**What is asked:**
Every line that contains the word "true" should be copied out.

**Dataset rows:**
>>

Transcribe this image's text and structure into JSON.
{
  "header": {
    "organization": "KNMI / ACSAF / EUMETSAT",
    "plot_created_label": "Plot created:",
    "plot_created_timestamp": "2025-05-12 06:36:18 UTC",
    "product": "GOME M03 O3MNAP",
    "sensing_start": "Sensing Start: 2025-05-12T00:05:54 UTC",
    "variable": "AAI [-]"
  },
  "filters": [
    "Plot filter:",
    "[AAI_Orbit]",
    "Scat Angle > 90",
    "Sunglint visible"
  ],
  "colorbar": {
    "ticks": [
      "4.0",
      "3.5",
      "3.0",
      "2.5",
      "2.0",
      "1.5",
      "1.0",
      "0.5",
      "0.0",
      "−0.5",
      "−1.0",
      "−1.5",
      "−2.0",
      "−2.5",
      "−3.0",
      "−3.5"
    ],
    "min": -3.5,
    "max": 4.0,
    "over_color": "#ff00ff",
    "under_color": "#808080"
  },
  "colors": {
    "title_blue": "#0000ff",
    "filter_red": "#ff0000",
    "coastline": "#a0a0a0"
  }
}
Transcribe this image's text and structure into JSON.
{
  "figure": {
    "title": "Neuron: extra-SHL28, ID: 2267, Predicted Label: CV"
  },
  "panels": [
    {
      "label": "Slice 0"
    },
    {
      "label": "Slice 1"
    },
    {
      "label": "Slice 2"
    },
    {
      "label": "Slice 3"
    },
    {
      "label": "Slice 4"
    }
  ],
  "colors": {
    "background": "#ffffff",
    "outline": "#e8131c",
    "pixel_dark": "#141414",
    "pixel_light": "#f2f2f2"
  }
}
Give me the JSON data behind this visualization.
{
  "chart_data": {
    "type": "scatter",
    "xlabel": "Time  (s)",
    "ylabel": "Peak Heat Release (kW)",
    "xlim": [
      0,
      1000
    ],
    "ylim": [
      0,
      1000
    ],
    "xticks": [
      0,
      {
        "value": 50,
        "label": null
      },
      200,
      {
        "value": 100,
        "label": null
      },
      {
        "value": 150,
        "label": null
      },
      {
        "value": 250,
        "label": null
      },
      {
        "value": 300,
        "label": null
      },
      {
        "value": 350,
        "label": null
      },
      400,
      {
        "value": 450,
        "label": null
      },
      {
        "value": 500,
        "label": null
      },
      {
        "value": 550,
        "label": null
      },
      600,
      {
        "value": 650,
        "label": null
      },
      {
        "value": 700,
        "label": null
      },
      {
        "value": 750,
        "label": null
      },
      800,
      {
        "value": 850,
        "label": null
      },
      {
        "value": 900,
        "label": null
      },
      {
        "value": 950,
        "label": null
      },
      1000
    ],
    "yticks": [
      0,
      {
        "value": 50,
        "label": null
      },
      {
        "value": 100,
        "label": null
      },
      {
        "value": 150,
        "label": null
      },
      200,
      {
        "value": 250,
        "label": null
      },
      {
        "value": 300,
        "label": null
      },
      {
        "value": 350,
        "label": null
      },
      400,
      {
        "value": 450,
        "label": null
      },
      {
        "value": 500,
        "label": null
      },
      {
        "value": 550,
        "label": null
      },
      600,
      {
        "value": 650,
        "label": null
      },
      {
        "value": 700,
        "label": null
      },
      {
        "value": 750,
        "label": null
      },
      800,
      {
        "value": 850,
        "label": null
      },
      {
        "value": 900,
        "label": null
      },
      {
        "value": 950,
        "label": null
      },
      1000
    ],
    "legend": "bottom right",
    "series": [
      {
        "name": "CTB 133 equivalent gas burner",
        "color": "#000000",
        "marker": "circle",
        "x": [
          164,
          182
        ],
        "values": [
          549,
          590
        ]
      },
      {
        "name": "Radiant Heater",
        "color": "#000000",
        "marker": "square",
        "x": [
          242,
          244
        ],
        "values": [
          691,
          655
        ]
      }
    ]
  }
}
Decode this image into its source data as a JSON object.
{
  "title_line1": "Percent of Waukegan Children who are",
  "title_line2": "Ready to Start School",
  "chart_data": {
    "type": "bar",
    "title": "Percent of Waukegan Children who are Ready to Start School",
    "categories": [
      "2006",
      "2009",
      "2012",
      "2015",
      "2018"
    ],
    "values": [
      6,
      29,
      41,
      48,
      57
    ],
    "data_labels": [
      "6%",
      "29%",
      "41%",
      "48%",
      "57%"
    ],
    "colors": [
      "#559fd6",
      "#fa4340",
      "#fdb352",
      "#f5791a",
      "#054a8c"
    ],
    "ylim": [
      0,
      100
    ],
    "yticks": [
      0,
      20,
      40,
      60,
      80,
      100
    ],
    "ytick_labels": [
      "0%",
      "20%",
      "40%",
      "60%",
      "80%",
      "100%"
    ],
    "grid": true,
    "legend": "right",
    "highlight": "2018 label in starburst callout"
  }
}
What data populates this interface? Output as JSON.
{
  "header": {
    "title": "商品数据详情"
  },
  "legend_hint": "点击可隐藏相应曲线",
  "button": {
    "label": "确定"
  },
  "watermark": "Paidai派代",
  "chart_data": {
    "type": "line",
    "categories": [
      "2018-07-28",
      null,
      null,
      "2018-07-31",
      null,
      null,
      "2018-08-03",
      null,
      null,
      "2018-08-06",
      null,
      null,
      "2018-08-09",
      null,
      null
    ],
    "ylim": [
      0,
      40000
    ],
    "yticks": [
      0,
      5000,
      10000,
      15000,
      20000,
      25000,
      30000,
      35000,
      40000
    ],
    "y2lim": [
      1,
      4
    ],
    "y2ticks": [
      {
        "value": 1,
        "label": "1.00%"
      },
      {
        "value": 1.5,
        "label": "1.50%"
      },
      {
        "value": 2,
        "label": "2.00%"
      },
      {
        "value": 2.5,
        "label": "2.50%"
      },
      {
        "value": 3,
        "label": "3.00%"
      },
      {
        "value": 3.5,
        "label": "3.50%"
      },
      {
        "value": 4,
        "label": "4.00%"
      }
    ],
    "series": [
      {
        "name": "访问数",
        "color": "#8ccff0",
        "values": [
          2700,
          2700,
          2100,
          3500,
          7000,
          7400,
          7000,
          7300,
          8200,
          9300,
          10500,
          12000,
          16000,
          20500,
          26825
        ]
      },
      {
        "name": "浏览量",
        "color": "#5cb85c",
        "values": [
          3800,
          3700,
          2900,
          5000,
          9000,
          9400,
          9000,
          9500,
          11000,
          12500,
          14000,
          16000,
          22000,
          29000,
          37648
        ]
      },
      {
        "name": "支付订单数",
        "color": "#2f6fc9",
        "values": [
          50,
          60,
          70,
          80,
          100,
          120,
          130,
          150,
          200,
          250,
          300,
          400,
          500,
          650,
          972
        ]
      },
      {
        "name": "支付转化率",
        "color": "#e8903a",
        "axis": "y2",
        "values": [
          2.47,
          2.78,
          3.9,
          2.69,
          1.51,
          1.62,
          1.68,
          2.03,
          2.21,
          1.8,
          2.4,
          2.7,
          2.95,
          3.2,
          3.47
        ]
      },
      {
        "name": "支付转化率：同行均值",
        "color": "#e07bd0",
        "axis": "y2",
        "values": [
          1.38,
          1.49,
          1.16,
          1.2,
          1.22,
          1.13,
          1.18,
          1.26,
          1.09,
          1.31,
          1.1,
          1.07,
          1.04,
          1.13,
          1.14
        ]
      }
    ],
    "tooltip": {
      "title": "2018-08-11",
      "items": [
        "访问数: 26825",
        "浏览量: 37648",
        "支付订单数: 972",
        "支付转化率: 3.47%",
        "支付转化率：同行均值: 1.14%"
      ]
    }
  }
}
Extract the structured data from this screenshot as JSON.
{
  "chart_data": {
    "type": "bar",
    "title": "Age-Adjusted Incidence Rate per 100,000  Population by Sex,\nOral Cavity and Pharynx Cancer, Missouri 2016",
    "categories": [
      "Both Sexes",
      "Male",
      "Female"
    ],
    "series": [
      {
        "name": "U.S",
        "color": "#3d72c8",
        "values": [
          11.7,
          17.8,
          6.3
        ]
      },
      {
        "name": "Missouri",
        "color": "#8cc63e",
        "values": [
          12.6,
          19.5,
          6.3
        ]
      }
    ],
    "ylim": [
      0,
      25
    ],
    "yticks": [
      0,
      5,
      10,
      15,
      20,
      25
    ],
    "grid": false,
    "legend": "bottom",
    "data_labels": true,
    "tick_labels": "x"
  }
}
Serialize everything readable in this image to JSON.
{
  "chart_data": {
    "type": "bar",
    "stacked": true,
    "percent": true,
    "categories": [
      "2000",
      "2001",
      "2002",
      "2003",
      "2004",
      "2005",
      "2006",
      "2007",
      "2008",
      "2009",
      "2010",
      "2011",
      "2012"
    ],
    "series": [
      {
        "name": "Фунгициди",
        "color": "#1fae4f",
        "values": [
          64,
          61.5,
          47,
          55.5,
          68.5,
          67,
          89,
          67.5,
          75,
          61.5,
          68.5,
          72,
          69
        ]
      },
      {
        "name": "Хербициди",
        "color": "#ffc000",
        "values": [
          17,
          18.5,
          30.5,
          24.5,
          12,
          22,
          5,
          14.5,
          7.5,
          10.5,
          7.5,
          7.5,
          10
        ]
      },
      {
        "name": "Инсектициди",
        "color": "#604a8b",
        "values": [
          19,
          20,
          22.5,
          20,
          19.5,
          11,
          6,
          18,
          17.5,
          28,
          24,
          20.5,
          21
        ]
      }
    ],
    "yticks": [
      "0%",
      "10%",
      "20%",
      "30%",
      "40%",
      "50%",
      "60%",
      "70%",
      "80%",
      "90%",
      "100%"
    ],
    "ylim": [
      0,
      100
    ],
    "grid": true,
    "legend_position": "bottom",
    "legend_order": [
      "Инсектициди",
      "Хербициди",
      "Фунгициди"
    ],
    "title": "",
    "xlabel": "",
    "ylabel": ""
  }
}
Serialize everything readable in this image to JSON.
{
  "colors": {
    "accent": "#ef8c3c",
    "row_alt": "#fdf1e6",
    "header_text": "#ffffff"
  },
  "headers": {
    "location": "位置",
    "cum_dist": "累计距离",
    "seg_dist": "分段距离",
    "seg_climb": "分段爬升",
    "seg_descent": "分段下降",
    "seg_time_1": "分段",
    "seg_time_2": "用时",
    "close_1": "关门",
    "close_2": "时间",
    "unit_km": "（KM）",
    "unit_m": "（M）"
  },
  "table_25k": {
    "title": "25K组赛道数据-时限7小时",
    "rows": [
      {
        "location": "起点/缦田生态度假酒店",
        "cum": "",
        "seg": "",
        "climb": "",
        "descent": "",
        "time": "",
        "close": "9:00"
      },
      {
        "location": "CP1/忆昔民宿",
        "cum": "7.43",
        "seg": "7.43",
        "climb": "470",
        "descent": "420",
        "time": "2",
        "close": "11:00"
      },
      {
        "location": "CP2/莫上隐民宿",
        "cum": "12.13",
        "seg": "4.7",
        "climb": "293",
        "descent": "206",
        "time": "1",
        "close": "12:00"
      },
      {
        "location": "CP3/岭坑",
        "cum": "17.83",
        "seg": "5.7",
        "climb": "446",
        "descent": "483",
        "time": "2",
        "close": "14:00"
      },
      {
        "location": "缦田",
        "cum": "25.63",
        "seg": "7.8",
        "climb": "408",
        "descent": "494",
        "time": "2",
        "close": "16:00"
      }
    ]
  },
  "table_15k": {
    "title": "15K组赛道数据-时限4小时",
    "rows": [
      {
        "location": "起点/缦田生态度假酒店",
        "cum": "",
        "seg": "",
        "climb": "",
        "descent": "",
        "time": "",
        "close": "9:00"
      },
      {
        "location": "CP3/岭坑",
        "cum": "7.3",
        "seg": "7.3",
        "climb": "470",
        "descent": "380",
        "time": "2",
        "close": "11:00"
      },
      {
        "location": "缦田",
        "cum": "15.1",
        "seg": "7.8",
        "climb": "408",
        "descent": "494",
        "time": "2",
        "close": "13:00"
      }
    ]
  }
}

<<

**Written response:**
    "grid": true,
    "data_labels": true,
    "stacked": true,
    "percent": true,
    "grid": true,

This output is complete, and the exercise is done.